# EXERCISE
Count every line in the following entries where the word "title" appears. Give the count alone.

# EXTRACTED ENTRIES
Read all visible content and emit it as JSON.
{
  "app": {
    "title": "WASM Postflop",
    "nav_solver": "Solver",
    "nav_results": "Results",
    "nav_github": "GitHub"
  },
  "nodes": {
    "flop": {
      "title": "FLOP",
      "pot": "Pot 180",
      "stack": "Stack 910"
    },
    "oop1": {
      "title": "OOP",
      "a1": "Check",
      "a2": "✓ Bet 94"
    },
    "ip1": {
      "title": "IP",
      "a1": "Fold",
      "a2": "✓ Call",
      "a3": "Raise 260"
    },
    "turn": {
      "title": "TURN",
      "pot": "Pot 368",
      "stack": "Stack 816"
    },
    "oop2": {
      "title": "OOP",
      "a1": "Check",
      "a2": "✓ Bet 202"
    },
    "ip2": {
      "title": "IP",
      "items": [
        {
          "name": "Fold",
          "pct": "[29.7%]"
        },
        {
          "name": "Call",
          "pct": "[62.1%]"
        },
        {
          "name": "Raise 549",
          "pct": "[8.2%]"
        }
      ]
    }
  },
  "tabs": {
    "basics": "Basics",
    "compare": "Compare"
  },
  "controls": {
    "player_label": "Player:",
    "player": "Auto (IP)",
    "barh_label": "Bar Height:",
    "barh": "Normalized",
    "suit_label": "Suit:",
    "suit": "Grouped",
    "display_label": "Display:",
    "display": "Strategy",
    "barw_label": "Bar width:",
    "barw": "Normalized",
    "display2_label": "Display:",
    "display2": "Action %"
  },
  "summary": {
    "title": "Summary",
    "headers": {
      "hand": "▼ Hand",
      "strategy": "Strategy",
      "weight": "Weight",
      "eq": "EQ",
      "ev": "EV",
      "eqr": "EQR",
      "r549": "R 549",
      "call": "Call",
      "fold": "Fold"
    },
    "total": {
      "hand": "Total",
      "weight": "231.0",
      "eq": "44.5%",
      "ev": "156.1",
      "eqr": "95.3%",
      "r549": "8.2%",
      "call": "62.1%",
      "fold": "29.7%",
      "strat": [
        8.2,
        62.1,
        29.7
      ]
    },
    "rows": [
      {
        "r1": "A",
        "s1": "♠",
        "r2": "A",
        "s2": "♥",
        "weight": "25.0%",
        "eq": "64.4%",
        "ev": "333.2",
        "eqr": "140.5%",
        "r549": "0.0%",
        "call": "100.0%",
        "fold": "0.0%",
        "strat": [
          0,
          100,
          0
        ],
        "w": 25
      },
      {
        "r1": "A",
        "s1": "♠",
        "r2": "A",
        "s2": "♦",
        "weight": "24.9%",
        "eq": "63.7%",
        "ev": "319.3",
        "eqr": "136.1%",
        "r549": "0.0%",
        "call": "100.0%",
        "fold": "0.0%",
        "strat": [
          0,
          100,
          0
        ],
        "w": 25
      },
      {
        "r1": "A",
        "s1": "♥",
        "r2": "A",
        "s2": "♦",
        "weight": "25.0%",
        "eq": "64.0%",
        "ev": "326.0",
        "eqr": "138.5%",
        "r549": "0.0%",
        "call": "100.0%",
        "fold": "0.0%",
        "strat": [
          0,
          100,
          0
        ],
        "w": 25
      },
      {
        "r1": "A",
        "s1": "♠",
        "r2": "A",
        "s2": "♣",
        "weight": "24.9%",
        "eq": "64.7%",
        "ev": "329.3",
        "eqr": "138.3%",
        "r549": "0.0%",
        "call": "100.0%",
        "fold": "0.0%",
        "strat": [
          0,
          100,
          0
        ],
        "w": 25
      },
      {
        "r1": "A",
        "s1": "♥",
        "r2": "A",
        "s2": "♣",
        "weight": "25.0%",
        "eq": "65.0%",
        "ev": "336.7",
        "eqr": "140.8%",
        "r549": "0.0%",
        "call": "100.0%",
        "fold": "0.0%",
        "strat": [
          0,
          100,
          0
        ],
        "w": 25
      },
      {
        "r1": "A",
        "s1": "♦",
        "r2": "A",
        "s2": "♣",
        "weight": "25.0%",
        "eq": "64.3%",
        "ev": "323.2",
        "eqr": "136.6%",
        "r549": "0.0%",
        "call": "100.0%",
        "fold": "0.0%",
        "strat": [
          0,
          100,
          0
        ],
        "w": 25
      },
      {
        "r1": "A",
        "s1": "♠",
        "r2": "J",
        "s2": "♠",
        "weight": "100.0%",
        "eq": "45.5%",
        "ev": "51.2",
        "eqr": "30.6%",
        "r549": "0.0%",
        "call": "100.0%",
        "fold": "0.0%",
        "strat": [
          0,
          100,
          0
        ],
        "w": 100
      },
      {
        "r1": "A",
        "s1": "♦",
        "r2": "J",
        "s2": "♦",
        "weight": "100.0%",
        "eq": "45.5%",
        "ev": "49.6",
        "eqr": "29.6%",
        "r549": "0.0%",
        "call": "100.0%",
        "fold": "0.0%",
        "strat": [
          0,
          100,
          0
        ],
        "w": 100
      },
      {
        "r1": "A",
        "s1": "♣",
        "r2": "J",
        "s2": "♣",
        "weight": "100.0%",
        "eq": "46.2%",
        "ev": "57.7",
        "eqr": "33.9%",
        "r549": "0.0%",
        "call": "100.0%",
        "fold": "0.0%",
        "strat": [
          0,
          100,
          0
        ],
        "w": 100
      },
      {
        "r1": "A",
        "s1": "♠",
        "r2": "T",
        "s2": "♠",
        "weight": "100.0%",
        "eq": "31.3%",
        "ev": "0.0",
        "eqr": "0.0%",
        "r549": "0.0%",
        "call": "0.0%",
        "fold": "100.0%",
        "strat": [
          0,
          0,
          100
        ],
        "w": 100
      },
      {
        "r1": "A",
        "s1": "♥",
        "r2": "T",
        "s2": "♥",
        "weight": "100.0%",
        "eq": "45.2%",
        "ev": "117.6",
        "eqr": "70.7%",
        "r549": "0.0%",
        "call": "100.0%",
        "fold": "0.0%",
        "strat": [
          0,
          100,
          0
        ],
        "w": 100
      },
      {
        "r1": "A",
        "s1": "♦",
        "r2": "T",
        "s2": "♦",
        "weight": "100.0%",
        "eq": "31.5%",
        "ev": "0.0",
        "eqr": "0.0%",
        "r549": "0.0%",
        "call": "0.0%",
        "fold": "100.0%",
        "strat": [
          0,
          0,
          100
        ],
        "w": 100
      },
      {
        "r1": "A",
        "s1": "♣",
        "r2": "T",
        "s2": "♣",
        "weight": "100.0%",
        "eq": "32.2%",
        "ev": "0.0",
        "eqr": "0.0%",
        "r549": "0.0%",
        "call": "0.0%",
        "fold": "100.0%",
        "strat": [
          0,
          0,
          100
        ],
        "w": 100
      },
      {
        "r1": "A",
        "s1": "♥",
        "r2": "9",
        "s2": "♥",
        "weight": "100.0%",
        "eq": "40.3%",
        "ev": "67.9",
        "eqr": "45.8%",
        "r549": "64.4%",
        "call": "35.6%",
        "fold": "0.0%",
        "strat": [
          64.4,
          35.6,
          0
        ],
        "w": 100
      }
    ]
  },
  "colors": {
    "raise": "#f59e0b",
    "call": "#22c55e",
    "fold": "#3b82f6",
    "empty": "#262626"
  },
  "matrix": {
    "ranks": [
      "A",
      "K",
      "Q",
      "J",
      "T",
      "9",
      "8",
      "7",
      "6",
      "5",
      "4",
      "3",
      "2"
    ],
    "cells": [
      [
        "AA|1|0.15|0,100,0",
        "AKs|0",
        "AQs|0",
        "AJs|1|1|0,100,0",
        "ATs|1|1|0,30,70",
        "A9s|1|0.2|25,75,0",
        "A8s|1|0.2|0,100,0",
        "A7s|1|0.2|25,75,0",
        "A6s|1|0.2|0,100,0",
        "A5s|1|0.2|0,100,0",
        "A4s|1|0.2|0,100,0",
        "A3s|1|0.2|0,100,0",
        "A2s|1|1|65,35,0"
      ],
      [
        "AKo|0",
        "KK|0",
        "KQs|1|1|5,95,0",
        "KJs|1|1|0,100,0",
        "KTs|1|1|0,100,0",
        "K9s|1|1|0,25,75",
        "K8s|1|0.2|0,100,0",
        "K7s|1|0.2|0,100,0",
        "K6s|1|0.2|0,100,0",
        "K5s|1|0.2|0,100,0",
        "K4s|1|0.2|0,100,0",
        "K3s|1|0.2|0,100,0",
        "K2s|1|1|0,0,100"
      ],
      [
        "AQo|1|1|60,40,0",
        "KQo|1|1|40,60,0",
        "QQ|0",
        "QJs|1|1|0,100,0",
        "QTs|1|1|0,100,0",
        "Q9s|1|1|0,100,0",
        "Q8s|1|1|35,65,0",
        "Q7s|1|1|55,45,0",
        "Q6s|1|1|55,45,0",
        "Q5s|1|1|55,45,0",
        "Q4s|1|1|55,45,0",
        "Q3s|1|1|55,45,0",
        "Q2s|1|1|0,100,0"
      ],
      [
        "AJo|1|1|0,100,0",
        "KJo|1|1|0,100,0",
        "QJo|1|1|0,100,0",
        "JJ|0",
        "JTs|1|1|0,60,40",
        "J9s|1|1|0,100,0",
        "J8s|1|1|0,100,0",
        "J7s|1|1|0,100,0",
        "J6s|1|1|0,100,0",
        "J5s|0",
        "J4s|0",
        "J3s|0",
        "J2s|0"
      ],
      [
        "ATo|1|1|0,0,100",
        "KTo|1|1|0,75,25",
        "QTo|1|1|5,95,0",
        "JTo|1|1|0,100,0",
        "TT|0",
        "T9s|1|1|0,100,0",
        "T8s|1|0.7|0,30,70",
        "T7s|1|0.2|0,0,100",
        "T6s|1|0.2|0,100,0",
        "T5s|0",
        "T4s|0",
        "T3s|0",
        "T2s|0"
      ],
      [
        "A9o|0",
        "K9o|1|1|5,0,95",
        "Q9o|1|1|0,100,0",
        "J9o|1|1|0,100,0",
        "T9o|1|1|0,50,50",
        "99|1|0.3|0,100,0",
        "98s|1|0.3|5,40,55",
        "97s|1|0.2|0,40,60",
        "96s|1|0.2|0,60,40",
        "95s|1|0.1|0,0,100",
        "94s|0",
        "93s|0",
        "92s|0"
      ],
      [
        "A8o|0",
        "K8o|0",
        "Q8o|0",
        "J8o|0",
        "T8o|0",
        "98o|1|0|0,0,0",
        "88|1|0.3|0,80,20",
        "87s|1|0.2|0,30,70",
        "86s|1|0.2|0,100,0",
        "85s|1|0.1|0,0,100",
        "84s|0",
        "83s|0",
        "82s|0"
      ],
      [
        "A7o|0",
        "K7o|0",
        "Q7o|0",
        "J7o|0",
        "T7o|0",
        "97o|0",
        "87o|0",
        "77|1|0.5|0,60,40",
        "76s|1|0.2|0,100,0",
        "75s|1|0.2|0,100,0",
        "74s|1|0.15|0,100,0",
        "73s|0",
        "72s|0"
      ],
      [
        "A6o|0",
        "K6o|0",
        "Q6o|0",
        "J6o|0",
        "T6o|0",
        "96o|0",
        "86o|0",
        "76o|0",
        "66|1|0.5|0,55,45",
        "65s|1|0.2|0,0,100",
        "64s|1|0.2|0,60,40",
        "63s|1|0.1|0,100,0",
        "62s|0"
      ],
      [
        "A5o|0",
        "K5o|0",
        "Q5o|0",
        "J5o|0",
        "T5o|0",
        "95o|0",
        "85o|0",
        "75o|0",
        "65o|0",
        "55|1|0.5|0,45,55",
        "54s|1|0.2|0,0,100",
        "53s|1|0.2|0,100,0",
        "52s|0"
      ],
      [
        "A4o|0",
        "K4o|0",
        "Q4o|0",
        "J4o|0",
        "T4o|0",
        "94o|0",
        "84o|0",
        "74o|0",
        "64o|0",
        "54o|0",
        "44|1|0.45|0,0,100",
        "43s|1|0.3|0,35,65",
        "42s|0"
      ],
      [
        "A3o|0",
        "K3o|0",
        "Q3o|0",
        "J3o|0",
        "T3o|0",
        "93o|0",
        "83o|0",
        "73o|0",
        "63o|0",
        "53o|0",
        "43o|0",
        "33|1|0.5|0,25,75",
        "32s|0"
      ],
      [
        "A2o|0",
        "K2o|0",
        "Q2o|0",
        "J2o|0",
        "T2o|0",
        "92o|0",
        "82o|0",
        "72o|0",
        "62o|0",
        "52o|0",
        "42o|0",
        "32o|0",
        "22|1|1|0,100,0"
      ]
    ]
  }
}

# OUTPUT OF THE TASK
8